=== What needs to be done ===
Express the material as a two-column CSV with the headers "request" and "response", giving one row per request. Put its text and its answer each in a single quoted field, and replace line breaks with spaces.

═════ Records to use

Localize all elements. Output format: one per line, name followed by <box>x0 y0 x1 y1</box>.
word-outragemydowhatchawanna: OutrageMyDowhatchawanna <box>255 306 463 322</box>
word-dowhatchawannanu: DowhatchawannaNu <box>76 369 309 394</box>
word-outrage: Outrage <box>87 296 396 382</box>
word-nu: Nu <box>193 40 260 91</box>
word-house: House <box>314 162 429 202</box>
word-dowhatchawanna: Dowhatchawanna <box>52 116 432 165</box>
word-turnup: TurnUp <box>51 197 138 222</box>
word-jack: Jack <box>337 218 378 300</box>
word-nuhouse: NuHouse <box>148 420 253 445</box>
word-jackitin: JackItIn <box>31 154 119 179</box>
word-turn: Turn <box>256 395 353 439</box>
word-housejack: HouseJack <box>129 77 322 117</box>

══════════

=== Correct answer ===
request,response
"Localize all elements. Output format: one per line, name followed by <box>x0 y0 x1 y1</box>.","word-outragemydowhatchawanna: OutrageMyDowhatchawanna <box>255 306 463 322</box> word-dowhatchawannanu: DowhatchawannaNu <box>76 369 309 394</box> word-outrage: Outrage <box>87 296 396 382</box> word-nu: Nu <box>193 40 260 91</box> word-house: House <box>314 162 429 202</box> word-dowhatchawanna: Dowhatchawanna <box>52 116 432 165</box> word-turnup: TurnUp <box>51 197 138 222</box> word-jack: Jack <box>337 218 378 300</box> word-nuhouse: NuHouse <box>148 420 253 445</box> word-jackitin: JackItIn <box>31 154 119 179</box> word-turn: Turn <box>256 395 353 439</box> word-housejack: HouseJack <box>129 77 322 117</box>"